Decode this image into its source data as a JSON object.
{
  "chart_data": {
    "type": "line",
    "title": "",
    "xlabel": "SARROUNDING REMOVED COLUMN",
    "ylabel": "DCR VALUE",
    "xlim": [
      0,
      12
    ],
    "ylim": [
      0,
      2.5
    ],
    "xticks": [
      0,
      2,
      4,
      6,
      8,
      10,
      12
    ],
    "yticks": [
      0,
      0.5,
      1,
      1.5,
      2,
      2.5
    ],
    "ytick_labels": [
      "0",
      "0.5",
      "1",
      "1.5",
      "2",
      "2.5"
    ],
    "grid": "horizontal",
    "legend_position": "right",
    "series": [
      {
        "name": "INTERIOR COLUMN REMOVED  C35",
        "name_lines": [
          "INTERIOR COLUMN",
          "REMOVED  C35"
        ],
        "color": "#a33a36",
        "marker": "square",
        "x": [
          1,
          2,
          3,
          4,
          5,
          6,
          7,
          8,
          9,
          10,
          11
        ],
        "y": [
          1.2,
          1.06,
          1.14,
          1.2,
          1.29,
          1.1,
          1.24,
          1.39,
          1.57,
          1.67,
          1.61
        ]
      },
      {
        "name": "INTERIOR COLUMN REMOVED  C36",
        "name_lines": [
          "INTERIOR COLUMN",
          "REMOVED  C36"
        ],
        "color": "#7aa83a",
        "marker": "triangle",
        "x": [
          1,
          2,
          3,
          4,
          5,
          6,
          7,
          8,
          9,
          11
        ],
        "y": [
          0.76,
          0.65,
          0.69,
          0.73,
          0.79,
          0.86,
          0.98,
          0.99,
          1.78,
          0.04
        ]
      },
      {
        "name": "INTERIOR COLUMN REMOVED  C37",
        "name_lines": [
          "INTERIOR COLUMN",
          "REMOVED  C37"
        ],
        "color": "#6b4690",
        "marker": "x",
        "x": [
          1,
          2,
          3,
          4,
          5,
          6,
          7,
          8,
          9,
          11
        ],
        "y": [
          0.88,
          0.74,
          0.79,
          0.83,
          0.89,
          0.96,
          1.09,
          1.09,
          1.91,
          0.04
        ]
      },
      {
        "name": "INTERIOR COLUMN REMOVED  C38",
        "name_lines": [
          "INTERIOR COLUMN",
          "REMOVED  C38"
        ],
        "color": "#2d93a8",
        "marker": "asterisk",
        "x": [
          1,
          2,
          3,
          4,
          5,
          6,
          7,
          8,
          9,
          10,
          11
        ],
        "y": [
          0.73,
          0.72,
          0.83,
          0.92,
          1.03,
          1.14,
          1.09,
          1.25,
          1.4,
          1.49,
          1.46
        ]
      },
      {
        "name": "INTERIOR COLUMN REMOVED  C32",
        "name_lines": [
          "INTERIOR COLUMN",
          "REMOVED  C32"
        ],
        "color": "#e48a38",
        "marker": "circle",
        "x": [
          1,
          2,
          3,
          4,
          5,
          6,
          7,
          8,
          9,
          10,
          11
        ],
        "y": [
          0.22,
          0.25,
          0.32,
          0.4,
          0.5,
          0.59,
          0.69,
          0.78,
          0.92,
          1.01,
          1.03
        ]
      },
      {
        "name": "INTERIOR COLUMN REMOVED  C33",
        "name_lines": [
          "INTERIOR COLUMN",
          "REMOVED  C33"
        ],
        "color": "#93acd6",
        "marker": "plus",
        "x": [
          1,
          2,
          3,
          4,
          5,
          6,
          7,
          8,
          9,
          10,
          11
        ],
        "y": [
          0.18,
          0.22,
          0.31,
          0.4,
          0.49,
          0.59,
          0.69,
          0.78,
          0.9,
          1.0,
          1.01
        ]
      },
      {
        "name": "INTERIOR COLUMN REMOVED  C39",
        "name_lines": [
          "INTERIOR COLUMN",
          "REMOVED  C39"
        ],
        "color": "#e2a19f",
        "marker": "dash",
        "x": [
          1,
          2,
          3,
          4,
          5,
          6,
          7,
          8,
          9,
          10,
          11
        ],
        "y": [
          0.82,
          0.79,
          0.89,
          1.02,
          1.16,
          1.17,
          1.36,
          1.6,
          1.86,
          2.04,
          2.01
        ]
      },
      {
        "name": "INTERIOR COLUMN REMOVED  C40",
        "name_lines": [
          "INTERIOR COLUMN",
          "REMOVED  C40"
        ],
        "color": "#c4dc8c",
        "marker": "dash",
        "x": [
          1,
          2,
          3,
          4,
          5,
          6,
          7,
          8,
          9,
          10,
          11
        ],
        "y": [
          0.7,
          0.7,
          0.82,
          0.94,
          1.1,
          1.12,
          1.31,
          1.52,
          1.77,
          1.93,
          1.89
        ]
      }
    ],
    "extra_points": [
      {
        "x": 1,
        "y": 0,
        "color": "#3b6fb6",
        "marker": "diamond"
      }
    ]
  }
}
+++
WHAT IS REQUIRED ▸
Say the number of lines in the listing that hold "color", with no added words.

COMPLETE RESPONSE ▸
9